(Entries from a dataset)

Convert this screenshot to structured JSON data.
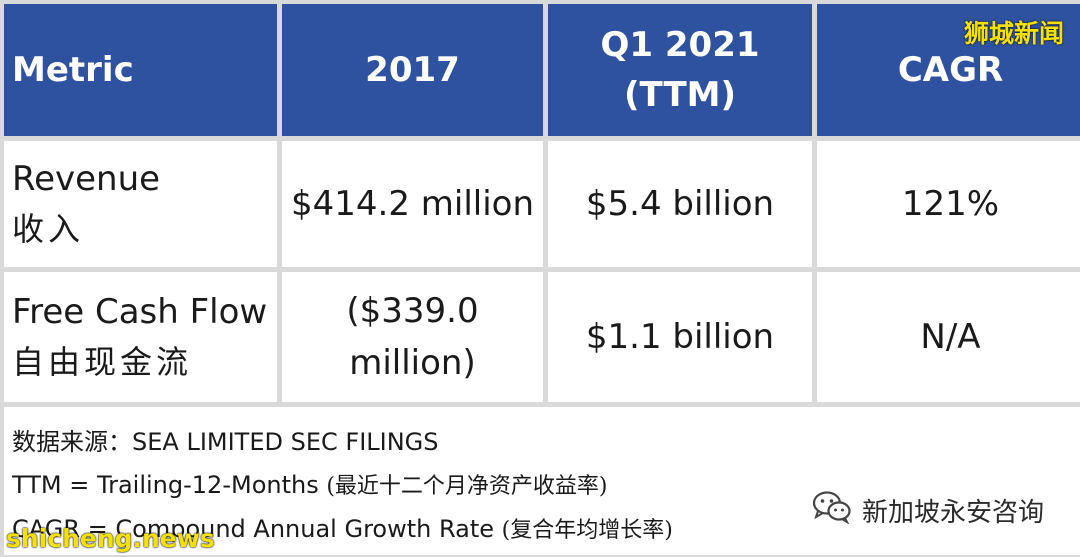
{
  "header": {
    "metric": "Metric",
    "year_2017": "2017",
    "q1_2021_line1": "Q1 2021",
    "q1_2021_line2": "(TTM)",
    "cagr": "CAGR"
  },
  "rows": [
    {
      "label_en": "Revenue",
      "label_cn": "收入",
      "val_2017": "$414.2 million",
      "val_q1_2021": "$5.4 billion",
      "cagr": "121%"
    },
    {
      "label_en": "Free Cash Flow",
      "label_cn": "自由现金流",
      "val_2017_line1": "($339.0",
      "val_2017_line2": "million)",
      "val_q1_2021": "$1.1 billion",
      "cagr": "N/A"
    }
  ],
  "notes": {
    "source": "数据来源：SEA LIMITED SEC FILINGS",
    "ttm_en": "TTM = Trailing-12-Months ",
    "ttm_cn": "(最近十二个月净资产收益率)",
    "cagr_en": "CAGR = Compound Annual Growth Rate ",
    "cagr_cn": "(复合年均增长率)"
  },
  "watermarks": {
    "top_right": "狮城新闻",
    "wechat": "新加坡永安咨询",
    "bottom_left": "shicheng.news"
  },
  "colors": {
    "header_bg": "#2f52a0",
    "grid_bg": "#d9d9d9",
    "watermark_yellow": "#f5e100"
  }
}
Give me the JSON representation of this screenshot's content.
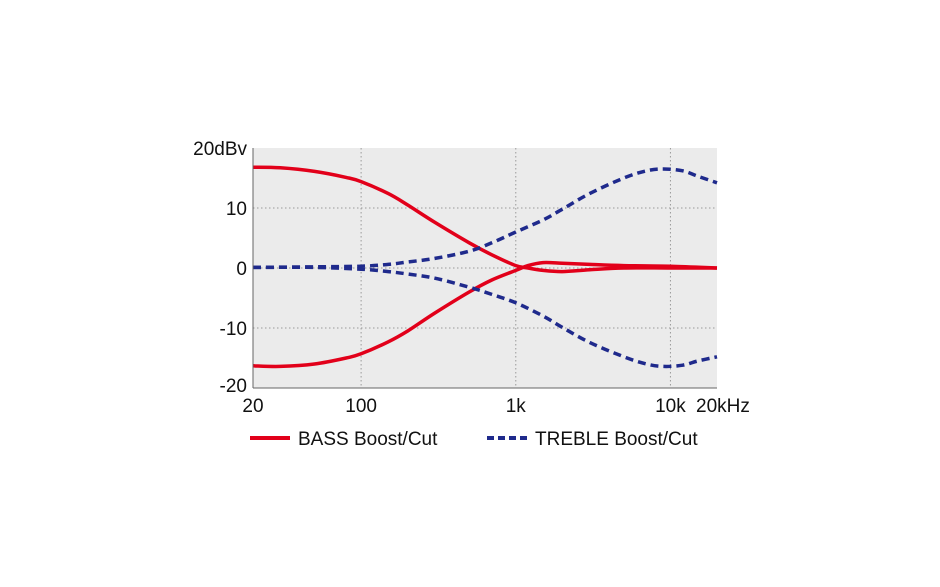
{
  "chart_data": {
    "type": "line",
    "x_scale": "log",
    "xlim": [
      20,
      20000
    ],
    "ylim": [
      -20,
      20
    ],
    "grid": true,
    "legend_position": "bottom",
    "x_ticks": [
      {
        "value": 20,
        "label": "20"
      },
      {
        "value": 100,
        "label": "100"
      },
      {
        "value": 1000,
        "label": "1k"
      },
      {
        "value": 10000,
        "label": "10k"
      },
      {
        "value": 20000,
        "label": "20kHz"
      }
    ],
    "y_ticks": [
      {
        "value": 20,
        "label": "20dBv"
      },
      {
        "value": 10,
        "label": "10"
      },
      {
        "value": 0,
        "label": "0"
      },
      {
        "value": -10,
        "label": "-10"
      },
      {
        "value": -20,
        "label": "-20"
      }
    ],
    "series": [
      {
        "name": "BASS Boost/Cut",
        "color": "#e2001a",
        "style": "solid",
        "curves": [
          [
            [
              20,
              16.8
            ],
            [
              30,
              16.7
            ],
            [
              50,
              16.1
            ],
            [
              80,
              15.1
            ],
            [
              100,
              14.4
            ],
            [
              150,
              12.4
            ],
            [
              200,
              10.5
            ],
            [
              300,
              7.6
            ],
            [
              500,
              4.2
            ],
            [
              700,
              2.2
            ],
            [
              1000,
              0.4
            ],
            [
              1200,
              0.0
            ],
            [
              1500,
              -0.4
            ],
            [
              2000,
              -0.6
            ],
            [
              3000,
              -0.3
            ],
            [
              5000,
              0.0
            ],
            [
              10000,
              0.0
            ],
            [
              20000,
              0.0
            ]
          ],
          [
            [
              20,
              -16.3
            ],
            [
              30,
              -16.4
            ],
            [
              50,
              -16.0
            ],
            [
              80,
              -15.0
            ],
            [
              100,
              -14.3
            ],
            [
              150,
              -12.3
            ],
            [
              200,
              -10.5
            ],
            [
              300,
              -7.5
            ],
            [
              500,
              -4.0
            ],
            [
              700,
              -2.0
            ],
            [
              1000,
              -0.4
            ],
            [
              1200,
              0.4
            ],
            [
              1500,
              0.9
            ],
            [
              2000,
              0.8
            ],
            [
              3000,
              0.6
            ],
            [
              5000,
              0.4
            ],
            [
              10000,
              0.3
            ],
            [
              20000,
              0.0
            ]
          ]
        ]
      },
      {
        "name": "TREBLE Boost/Cut",
        "color": "#1f2a8c",
        "style": "dashed",
        "curves": [
          [
            [
              20,
              0.1
            ],
            [
              50,
              0.2
            ],
            [
              100,
              0.3
            ],
            [
              150,
              0.6
            ],
            [
              200,
              1.0
            ],
            [
              300,
              1.6
            ],
            [
              500,
              2.8
            ],
            [
              700,
              4.2
            ],
            [
              1000,
              6.0
            ],
            [
              1500,
              8.0
            ],
            [
              2000,
              9.8
            ],
            [
              3000,
              12.4
            ],
            [
              5000,
              15.0
            ],
            [
              7000,
              16.2
            ],
            [
              9000,
              16.5
            ],
            [
              12000,
              16.2
            ],
            [
              15000,
              15.3
            ],
            [
              20000,
              14.2
            ]
          ],
          [
            [
              20,
              0.1
            ],
            [
              50,
              0.1
            ],
            [
              100,
              -0.2
            ],
            [
              150,
              -0.6
            ],
            [
              200,
              -1.0
            ],
            [
              300,
              -1.7
            ],
            [
              500,
              -3.2
            ],
            [
              700,
              -4.4
            ],
            [
              1000,
              -5.8
            ],
            [
              1500,
              -8.0
            ],
            [
              2000,
              -9.9
            ],
            [
              3000,
              -12.4
            ],
            [
              5000,
              -14.8
            ],
            [
              7000,
              -16.0
            ],
            [
              9000,
              -16.4
            ],
            [
              12000,
              -16.2
            ],
            [
              15000,
              -15.5
            ],
            [
              20000,
              -14.8
            ]
          ]
        ]
      }
    ]
  }
}
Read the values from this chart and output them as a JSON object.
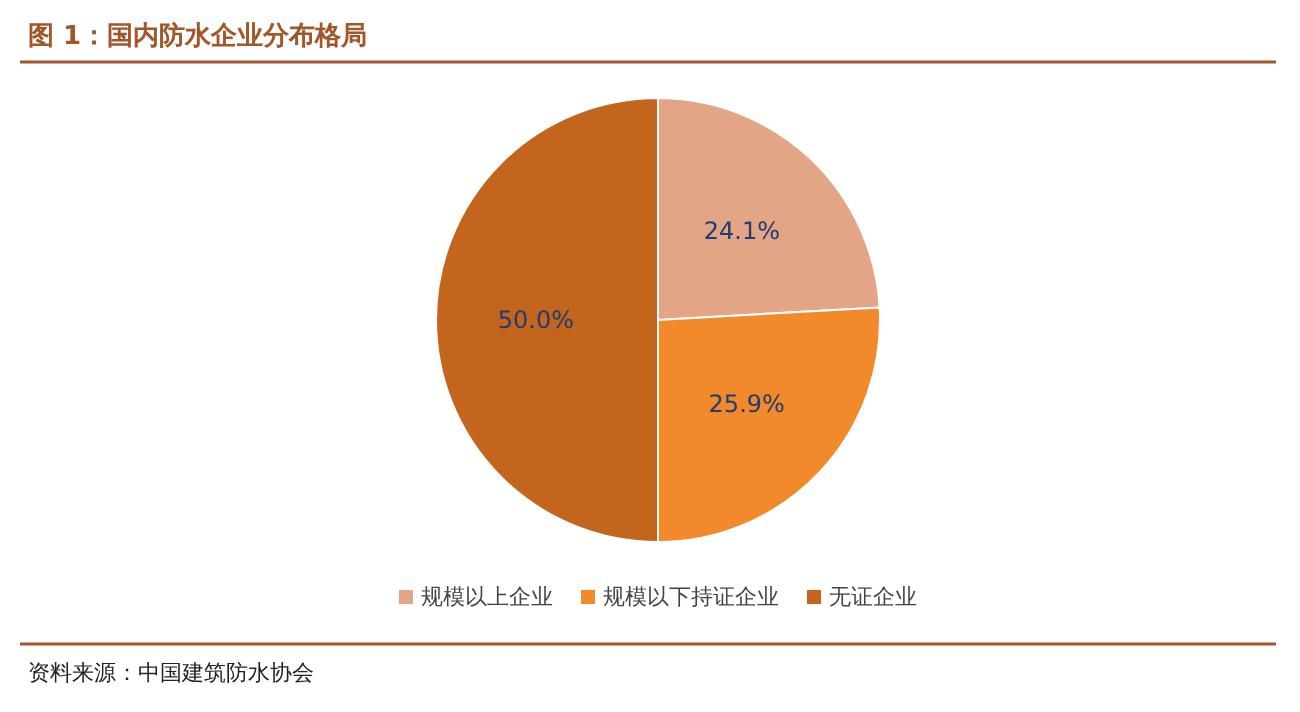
{
  "chart_data": {
    "type": "pie",
    "title": "图 1：国内防水企业分布格局",
    "categories": [
      "规模以上企业",
      "规模以下持证企业",
      "无证企业"
    ],
    "values": [
      24.1,
      25.9,
      50.0
    ],
    "value_labels": [
      "24.1%",
      "25.9%",
      "50.0%"
    ],
    "colors": [
      "#e3a585",
      "#f28a2c",
      "#c4651e"
    ],
    "legend": "bottom",
    "annotations": [
      "资料来源：中国建筑防水协会"
    ]
  }
}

## [YOUR OBJECTIVE]
Output the records above exactly as they are, leaving out the pictures.

## [SOLUTION TO THE EXERCISE]
Convert this screenshot to structured JSON data.
{
  "header": {
    "metric": "Metric",
    "year_2017": "2017",
    "q1_2021_line1": "Q1 2021",
    "q1_2021_line2": "(TTM)",
    "cagr": "CAGR"
  },
  "rows": [
    {
      "label_en": "Revenue",
      "label_cn": "收入",
      "val_2017": "$414.2 million",
      "val_q1_2021": "$5.4 billion",
      "cagr": "121%"
    },
    {
      "label_en": "Free Cash Flow",
      "label_cn": "自由现金流",
      "val_2017_line1": "($339.0",
      "val_2017_line2": "million)",
      "val_q1_2021": "$1.1 billion",
      "cagr": "N/A"
    }
  ],
  "notes": {
    "source": "数据来源：SEA LIMITED SEC FILINGS",
    "ttm_en": "TTM = Trailing-12-Months ",
    "ttm_cn": "(最近十二个月净资产收益率)",
    "cagr_en": "CAGR = Compound Annual Growth Rate ",
    "cagr_cn": "(复合年均增长率)"
  },
  "watermarks": {
    "top_right": "狮城新闻",
    "wechat": "新加坡永安咨询",
    "bottom_left": "shicheng.news"
  },
  "colors": {
    "header_bg": "#2f52a0",
    "grid_bg": "#d9d9d9",
    "watermark_yellow": "#f5e100"
  }
}
Give me the JSON representation of this screenshot's content.
{
  "chart_data": {
    "type": "line",
    "x_scale": "log",
    "xlim": [
      20,
      20000
    ],
    "ylim": [
      -20,
      20
    ],
    "grid": true,
    "legend_position": "bottom",
    "x_ticks": [
      {
        "value": 20,
        "label": "20"
      },
      {
        "value": 100,
        "label": "100"
      },
      {
        "value": 1000,
        "label": "1k"
      },
      {
        "value": 10000,
        "label": "10k"
      },
      {
        "value": 20000,
        "label": "20kHz"
      }
    ],
    "y_ticks": [
      {
        "value": 20,
        "label": "20dBv"
      },
      {
        "value": 10,
        "label": "10"
      },
      {
        "value": 0,
        "label": "0"
      },
      {
        "value": -10,
        "label": "-10"
      },
      {
        "value": -20,
        "label": "-20"
      }
    ],
    "series": [
      {
        "name": "BASS Boost/Cut",
        "color": "#e2001a",
        "style": "solid",
        "curves": [
          [
            [
              20,
              16.8
            ],
            [
              30,
              16.7
            ],
            [
              50,
              16.1
            ],
            [
              80,
              15.1
            ],
            [
              100,
              14.4
            ],
            [
              150,
              12.4
            ],
            [
              200,
              10.5
            ],
            [
              300,
              7.6
            ],
            [
              500,
              4.2
            ],
            [
              700,
              2.2
            ],
            [
              1000,
              0.4
            ],
            [
              1200,
              0.0
            ],
            [
              1500,
              -0.4
            ],
            [
              2000,
              -0.6
            ],
            [
              3000,
              -0.3
            ],
            [
              5000,
              0.0
            ],
            [
              10000,
              0.0
            ],
            [
              20000,
              0.0
            ]
          ],
          [
            [
              20,
              -16.3
            ],
            [
              30,
              -16.4
            ],
            [
              50,
              -16.0
            ],
            [
              80,
              -15.0
            ],
            [
              100,
              -14.3
            ],
            [
              150,
              -12.3
            ],
            [
              200,
              -10.5
            ],
            [
              300,
              -7.5
            ],
            [
              500,
              -4.0
            ],
            [
              700,
              -2.0
            ],
            [
              1000,
              -0.4
            ],
            [
              1200,
              0.4
            ],
            [
              1500,
              0.9
            ],
            [
              2000,
              0.8
            ],
            [
              3000,
              0.6
            ],
            [
              5000,
              0.4
            ],
            [
              10000,
              0.3
            ],
            [
              20000,
              0.0
            ]
          ]
        ]
      },
      {
        "name": "TREBLE Boost/Cut",
        "color": "#1f2a8c",
        "style": "dashed",
        "curves": [
          [
            [
              20,
              0.1
            ],
            [
              50,
              0.2
            ],
            [
              100,
              0.3
            ],
            [
              150,
              0.6
            ],
            [
              200,
              1.0
            ],
            [
              300,
              1.6
            ],
            [
              500,
              2.8
            ],
            [
              700,
              4.2
            ],
            [
              1000,
              6.0
            ],
            [
              1500,
              8.0
            ],
            [
              2000,
              9.8
            ],
            [
              3000,
              12.4
            ],
            [
              5000,
              15.0
            ],
            [
              7000,
              16.2
            ],
            [
              9000,
              16.5
            ],
            [
              12000,
              16.2
            ],
            [
              15000,
              15.3
            ],
            [
              20000,
              14.2
            ]
          ],
          [
            [
              20,
              0.1
            ],
            [
              50,
              0.1
            ],
            [
              100,
              -0.2
            ],
            [
              150,
              -0.6
            ],
            [
              200,
              -1.0
            ],
            [
              300,
              -1.7
            ],
            [
              500,
              -3.2
            ],
            [
              700,
              -4.4
            ],
            [
              1000,
              -5.8
            ],
            [
              1500,
              -8.0
            ],
            [
              2000,
              -9.9
            ],
            [
              3000,
              -12.4
            ],
            [
              5000,
              -14.8
            ],
            [
              7000,
              -16.0
            ],
            [
              9000,
              -16.4
            ],
            [
              12000,
              -16.2
            ],
            [
              15000,
              -15.5
            ],
            [
              20000,
              -14.8
            ]
          ]
        ]
      }
    ]
  }
}
Read the values from this chart and output them as a JSON object.
{
  "chart_data": {
    "type": "pie",
    "title": "图 1：国内防水企业分布格局",
    "categories": [
      "规模以上企业",
      "规模以下持证企业",
      "无证企业"
    ],
    "values": [
      24.1,
      25.9,
      50.0
    ],
    "value_labels": [
      "24.1%",
      "25.9%",
      "50.0%"
    ],
    "colors": [
      "#e3a585",
      "#f28a2c",
      "#c4651e"
    ],
    "legend": "bottom",
    "annotations": [
      "资料来源：中国建筑防水协会"
    ]
  }
}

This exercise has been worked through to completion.